* [Goal]: Pictures do not belong in the copy. Return all of the entries exactly.

━━ Task inputs

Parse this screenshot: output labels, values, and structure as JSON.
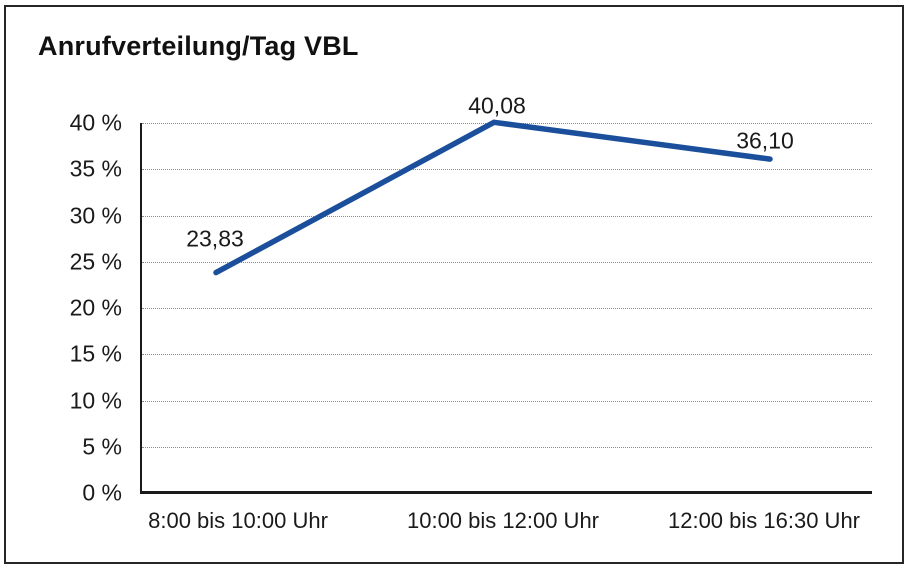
{
  "title": "Anrufverteilung/Tag VBL",
  "colors": {
    "line": "#1B4F9C",
    "grid": "#8A8A8A",
    "axis": "#1A1A1A",
    "text": "#1A1A1A",
    "background": "#FFFFFF",
    "frame_border": "#262626"
  },
  "chart_data": {
    "type": "line",
    "title": "Anrufverteilung/Tag VBL",
    "categories": [
      "8:00 bis 10:00 Uhr",
      "10:00 bis 12:00 Uhr",
      "12:00 bis 16:30 Uhr"
    ],
    "values": [
      23.83,
      40.08,
      36.1
    ],
    "data_labels": [
      "23,83",
      "40,08",
      "36,10"
    ],
    "y_ticks": [
      {
        "value": 0,
        "label": "0 %"
      },
      {
        "value": 5,
        "label": "5 %"
      },
      {
        "value": 10,
        "label": "10 %"
      },
      {
        "value": 15,
        "label": "15 %"
      },
      {
        "value": 20,
        "label": "20 %"
      },
      {
        "value": 25,
        "label": "25 %"
      },
      {
        "value": 30,
        "label": "30 %"
      },
      {
        "value": 35,
        "label": "35 %"
      },
      {
        "value": 40,
        "label": "40 %"
      }
    ],
    "ylim": [
      0,
      40
    ],
    "xlabel": "",
    "ylabel": "",
    "grid": "horizontal-dotted",
    "legend": "none"
  }
}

━━━━

* [Response below]:
Parse this screenshot: output labels, values, and structure as JSON.
{
  "title": "Anrufverteilung/Tag VBL",
  "colors": {
    "line": "#1B4F9C",
    "grid": "#8A8A8A",
    "axis": "#1A1A1A",
    "text": "#1A1A1A",
    "background": "#FFFFFF",
    "frame_border": "#262626"
  },
  "chart_data": {
    "type": "line",
    "title": "Anrufverteilung/Tag VBL",
    "categories": [
      "8:00 bis 10:00 Uhr",
      "10:00 bis 12:00 Uhr",
      "12:00 bis 16:30 Uhr"
    ],
    "values": [
      23.83,
      40.08,
      36.1
    ],
    "data_labels": [
      "23,83",
      "40,08",
      "36,10"
    ],
    "y_ticks": [
      {
        "value": 0,
        "label": "0 %"
      },
      {
        "value": 5,
        "label": "5 %"
      },
      {
        "value": 10,
        "label": "10 %"
      },
      {
        "value": 15,
        "label": "15 %"
      },
      {
        "value": 20,
        "label": "20 %"
      },
      {
        "value": 25,
        "label": "25 %"
      },
      {
        "value": 30,
        "label": "30 %"
      },
      {
        "value": 35,
        "label": "35 %"
      },
      {
        "value": 40,
        "label": "40 %"
      }
    ],
    "ylim": [
      0,
      40
    ],
    "xlabel": "",
    "ylabel": "",
    "grid": "horizontal-dotted",
    "legend": "none"
  }
}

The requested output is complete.